Check each line of the data for "Hypokalemic" and select those that have it.

Document understanding data:

[Start of section]

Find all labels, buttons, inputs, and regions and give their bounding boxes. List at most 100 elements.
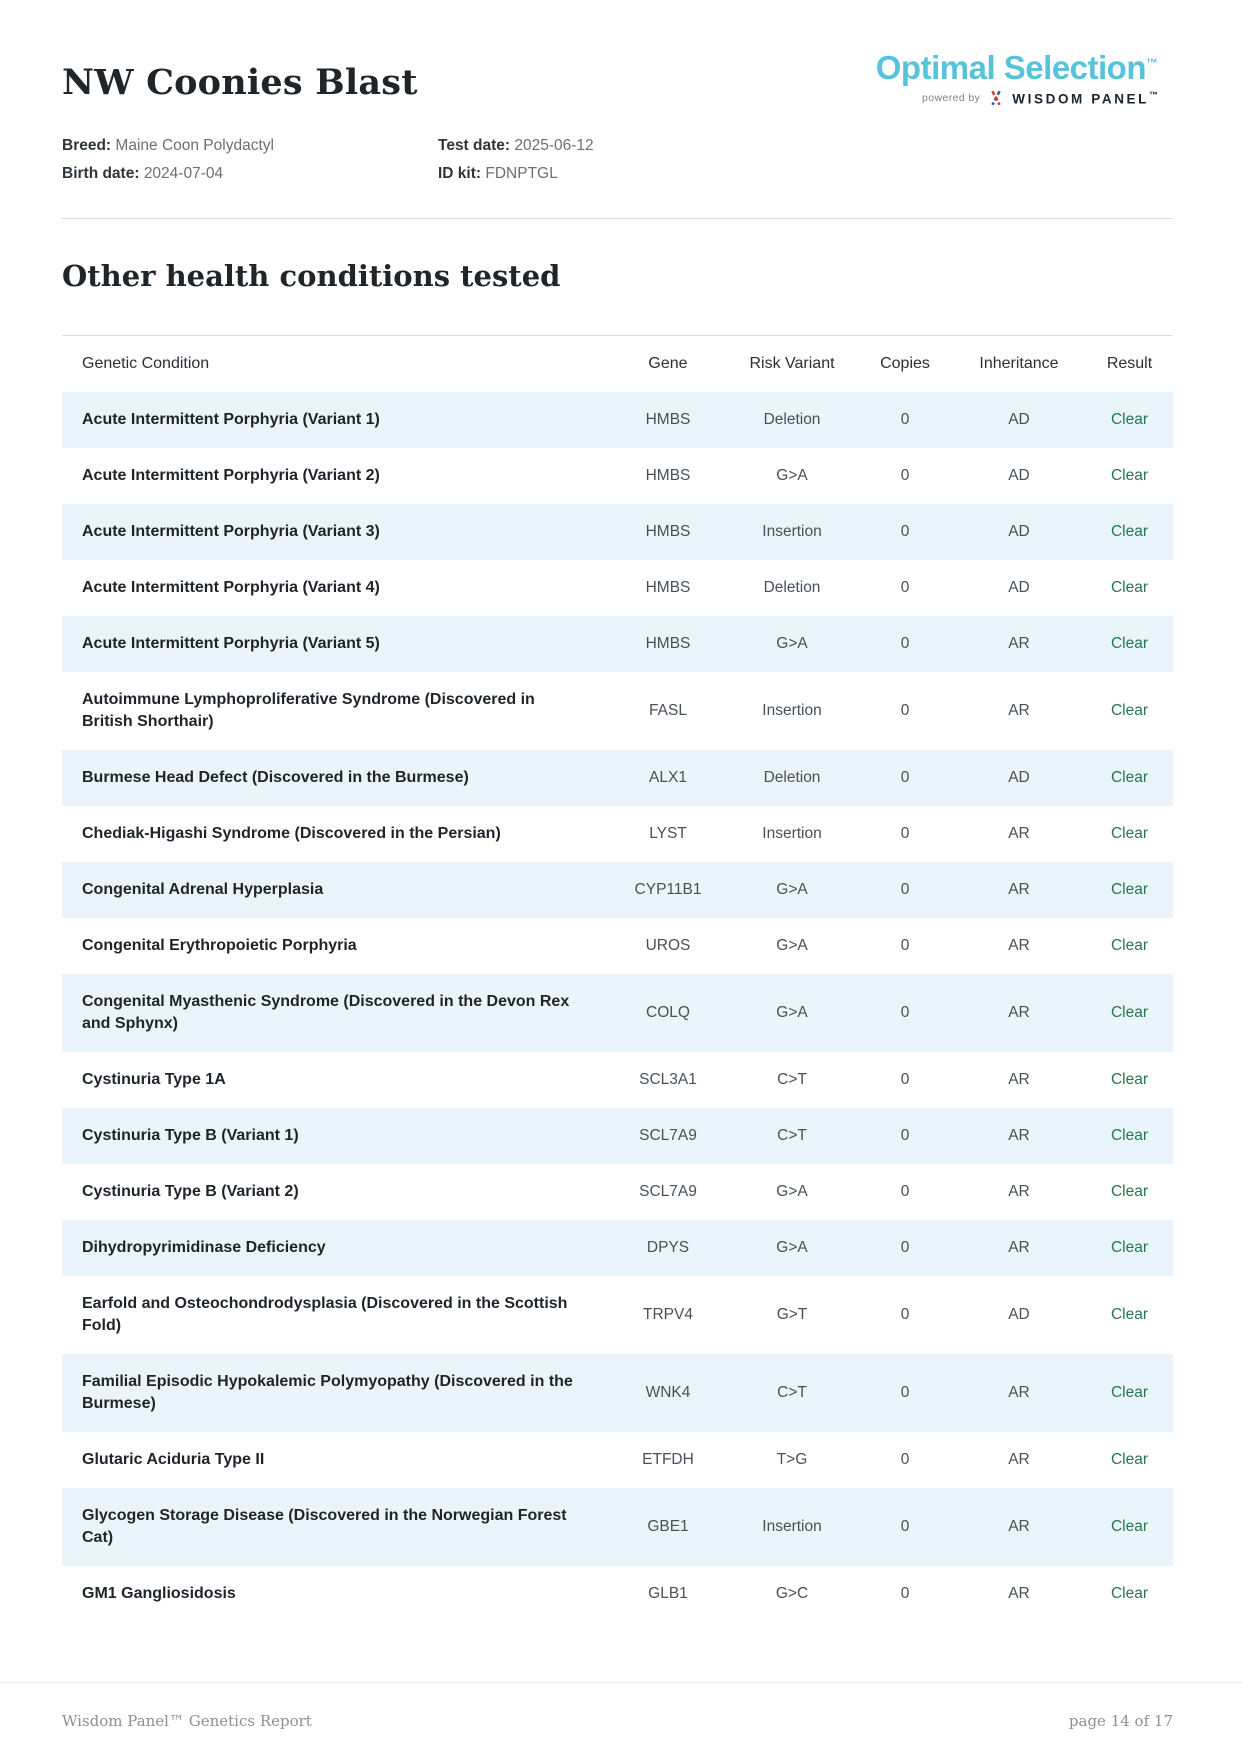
result-cell: Clear [1110,769,1149,786]
gene-cell: SCL7A9 [639,1127,697,1144]
condition-cell: Cystinuria Type 1A [82,1071,226,1088]
copies-cell: 0 [900,881,910,898]
result-cell: Clear [1110,1183,1149,1200]
inheritance-cell: AR [1008,702,1030,719]
risk-variant-cell: G>A [776,881,808,898]
footer-report-name: Wisdom Panel™ Genetics Report [62,1712,312,1730]
copies-cell: 0 [900,1239,910,1256]
copies-cell: 0 [900,1071,910,1088]
table-row: Acute Intermittent Porphyria (Variant 1)… [62,392,1173,448]
inheritance-cell: AR [1008,1127,1030,1144]
gene-cell: GBE1 [647,1518,689,1535]
condition-cell: Cystinuria Type B (Variant 2) [82,1183,299,1200]
inheritance-cell: AR [1008,1384,1030,1401]
column-header-gene: Gene [648,355,688,372]
risk-variant-cell: Deletion [763,411,821,428]
gene-cell: LYST [649,825,687,842]
condition-cell: Dihydropyrimidinase Deficiency [82,1239,326,1256]
result-cell: Clear [1110,411,1149,428]
powered-by-label: powered by [922,92,981,105]
result-cell: Clear [1110,1306,1149,1323]
condition-cell: Familial Episodic Hypokalemic Polymyopat… [82,1373,573,1412]
result-cell: Clear [1110,1518,1149,1535]
risk-variant-cell: C>T [777,1384,807,1401]
gene-cell: DPYS [646,1239,690,1256]
gene-cell: HMBS [645,635,691,652]
test-date-value: 2025-06-12 [514,137,594,154]
condition-cell: Acute Intermittent Porphyria (Variant 4) [82,579,380,596]
copies-cell: 0 [900,579,910,596]
test-date-row: Test date: 2025-06-12 [438,132,1173,160]
condition-cell: Chediak-Higashi Syndrome (Discovered in … [82,825,501,842]
table-row: Glutaric Aciduria Type II ETFDH T>G 0 AR Clea… [62,1432,1173,1488]
conditions-table: Genetic Condition Gene Risk Variant Copi… [62,335,1173,1622]
table-row: Burmese Head Defect (Discovered in the B… [62,750,1173,806]
result-cell: Clear [1110,1071,1149,1088]
condition-cell: Congenital Myasthenic Syndrome (Discover… [82,993,570,1032]
page-title: NW Coonies Blast [62,62,418,103]
risk-variant-cell: G>T [776,1306,808,1323]
copies-cell: 0 [900,1127,910,1144]
optimal-selection-logo: Optimal Selection™ powered by WISDOM PAN… [876,44,1158,107]
inheritance-cell: AR [1008,1071,1030,1088]
risk-variant-cell: Deletion [763,769,821,786]
gene-cell: ALX1 [649,769,687,786]
inheritance-cell: AD [1008,411,1030,428]
wisdom-panel-trademark: ™ [1149,90,1158,100]
condition-cell: Acute Intermittent Porphyria (Variant 2) [82,467,380,484]
result-cell: Clear [1110,702,1149,719]
table-row: Acute Intermittent Porphyria (Variant 2)… [62,448,1173,504]
column-header-genetic-condition: Genetic Condition [82,355,210,372]
inheritance-cell: AR [1008,881,1030,898]
gene-cell: GLB1 [648,1585,688,1602]
result-cell: Clear [1110,825,1149,842]
id-kit-row: ID kit: FDNPTGL [438,160,1173,188]
table-row: Acute Intermittent Porphyria (Variant 5)… [62,616,1173,672]
birth-date-value: 2024-07-04 [143,165,224,182]
condition-cell: Cystinuria Type B (Variant 1) [82,1127,299,1144]
copies-cell: 0 [900,702,910,719]
table-row: Glycogen Storage Disease (Discovered in … [62,1488,1173,1566]
copies-cell: 0 [900,1384,910,1401]
result-cell: Clear [1110,523,1149,540]
table-row: Earfold and Osteochondrodysplasia (Disco… [62,1276,1173,1354]
gene-cell: FASL [649,702,687,719]
result-cell: Clear [1110,1384,1149,1401]
id-kit-value: FDNPTGL [485,165,558,182]
risk-variant-cell: G>A [776,467,808,484]
id-kit-label: ID kit: [438,165,482,182]
result-cell: Clear [1110,1004,1149,1021]
birth-date-label: Birth date: [62,165,140,182]
powered-by-row: powered by WISDOM PANEL™ [876,90,1158,107]
inheritance-cell: AD [1008,467,1030,484]
result-cell: Clear [1110,1127,1149,1144]
inheritance-cell: AD [1008,523,1030,540]
gene-cell: CYP11B1 [634,881,702,898]
table-header-row: Genetic Condition Gene Risk Variant Copi… [62,336,1173,392]
copies-cell: 0 [900,1004,910,1021]
gene-cell: HMBS [645,467,691,484]
brand-wordmark: Optimal Selection™ [876,44,1158,87]
inheritance-cell: AR [1008,635,1030,652]
result-cell: Clear [1110,579,1149,596]
gene-cell: HMBS [645,579,691,596]
copies-cell: 0 [900,523,910,540]
table-row: Autoimmune Lymphoproliferative Syndrome … [62,672,1173,750]
table-row: Familial Episodic Hypokalemic Polymyopat… [62,1354,1173,1432]
condition-cell: Glycogen Storage Disease (Discovered in … [82,1507,567,1546]
gene-cell: COLQ [646,1004,690,1021]
result-cell: Clear [1110,1585,1149,1602]
copies-cell: 0 [900,825,910,842]
brand-text: Optimal Selection [875,49,1147,86]
table-row: Dihydropyrimidinase Deficiency DPYS G>A 0 AR… [62,1220,1173,1276]
column-header-inheritance: Inheritance [979,355,1059,372]
inheritance-cell: AD [1008,769,1030,786]
copies-cell: 0 [900,1518,910,1535]
inheritance-cell: AD [1008,579,1030,596]
risk-variant-cell: Insertion [762,1518,822,1535]
inheritance-cell: AR [1008,1518,1030,1535]
section-title: Other health conditions tested [62,259,561,293]
table-row: Acute Intermittent Porphyria (Variant 3)… [62,504,1173,560]
condition-cell: GM1 Gangliosidosis [82,1585,236,1602]
table-row: Cystinuria Type 1A SCL3A1 C>T 0 AR Clear [62,1052,1173,1108]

[End of section]

# Exercise output
condition-cell: Familial Episodic Hypokalemic Polymyopat… [82,1373,573,1412]
table-row: Familial Episodic Hypokalemic Polymyopat… [62,1354,1173,1432]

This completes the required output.